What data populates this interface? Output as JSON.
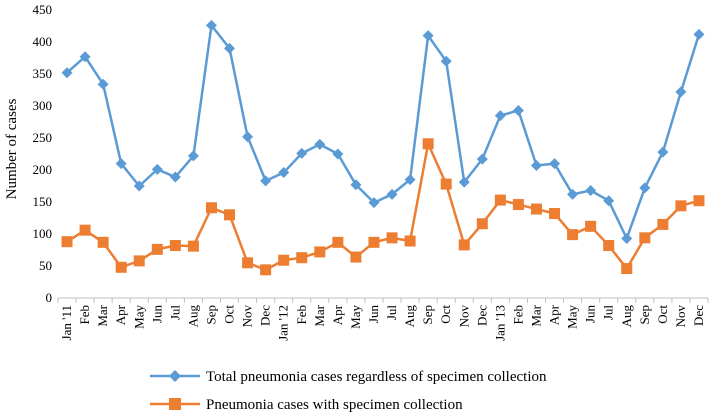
{
  "chart_data": {
    "type": "line",
    "title": "",
    "xlabel": "",
    "ylabel": "Number of cases",
    "ylim": [
      0,
      450
    ],
    "yticks": [
      0,
      50,
      100,
      150,
      200,
      250,
      300,
      350,
      400,
      450
    ],
    "grid": false,
    "legend_position": "bottom",
    "categories": [
      "Jan '11",
      "Feb",
      "Mar",
      "Apr",
      "May",
      "Jun",
      "Jul",
      "Aug",
      "Sep",
      "Oct",
      "Nov",
      "Dec",
      "Jan '12",
      "Feb",
      "Mar",
      "Apr",
      "May",
      "Jun",
      "Jul",
      "Aug",
      "Sep",
      "Oct",
      "Nov",
      "Dec",
      "Jan '13",
      "Feb",
      "Mar",
      "Apr",
      "May",
      "Jun",
      "Jul",
      "Aug",
      "Sep",
      "Oct",
      "Nov",
      "Dec"
    ],
    "series": [
      {
        "name": "Total pneumonia cases regardless of specimen collection",
        "color": "#5B9BD5",
        "marker": "diamond",
        "values": [
          352,
          377,
          334,
          210,
          175,
          201,
          189,
          222,
          426,
          390,
          252,
          183,
          196,
          226,
          240,
          225,
          177,
          149,
          162,
          185,
          410,
          370,
          181,
          217,
          285,
          293,
          207,
          210,
          162,
          168,
          152,
          93,
          172,
          228,
          322,
          412
        ]
      },
      {
        "name": "Pneumonia cases with specimen collection",
        "color": "#ED7D31",
        "marker": "square",
        "values": [
          88,
          106,
          87,
          48,
          58,
          76,
          82,
          81,
          141,
          130,
          55,
          44,
          59,
          63,
          72,
          87,
          64,
          87,
          94,
          89,
          241,
          178,
          83,
          116,
          153,
          146,
          139,
          132,
          99,
          112,
          82,
          46,
          94,
          115,
          144,
          152
        ]
      }
    ]
  }
}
========================================
## The request
Output all of the data exactly as it stands, minus any images.

## The reply
What data populates this interface? Output as JSON.
{
  "chart_data": {
    "type": "line",
    "title": "",
    "xlabel": "",
    "ylabel": "Number of cases",
    "ylim": [
      0,
      450
    ],
    "yticks": [
      0,
      50,
      100,
      150,
      200,
      250,
      300,
      350,
      400,
      450
    ],
    "grid": false,
    "legend_position": "bottom",
    "categories": [
      "Jan '11",
      "Feb",
      "Mar",
      "Apr",
      "May",
      "Jun",
      "Jul",
      "Aug",
      "Sep",
      "Oct",
      "Nov",
      "Dec",
      "Jan '12",
      "Feb",
      "Mar",
      "Apr",
      "May",
      "Jun",
      "Jul",
      "Aug",
      "Sep",
      "Oct",
      "Nov",
      "Dec",
      "Jan '13",
      "Feb",
      "Mar",
      "Apr",
      "May",
      "Jun",
      "Jul",
      "Aug",
      "Sep",
      "Oct",
      "Nov",
      "Dec"
    ],
    "series": [
      {
        "name": "Total pneumonia cases regardless of specimen collection",
        "color": "#5B9BD5",
        "marker": "diamond",
        "values": [
          352,
          377,
          334,
          210,
          175,
          201,
          189,
          222,
          426,
          390,
          252,
          183,
          196,
          226,
          240,
          225,
          177,
          149,
          162,
          185,
          410,
          370,
          181,
          217,
          285,
          293,
          207,
          210,
          162,
          168,
          152,
          93,
          172,
          228,
          322,
          412
        ]
      },
      {
        "name": "Pneumonia cases with specimen collection",
        "color": "#ED7D31",
        "marker": "square",
        "values": [
          88,
          106,
          87,
          48,
          58,
          76,
          82,
          81,
          141,
          130,
          55,
          44,
          59,
          63,
          72,
          87,
          64,
          87,
          94,
          89,
          241,
          178,
          83,
          116,
          153,
          146,
          139,
          132,
          99,
          112,
          82,
          46,
          94,
          115,
          144,
          152
        ]
      }
    ]
  }
}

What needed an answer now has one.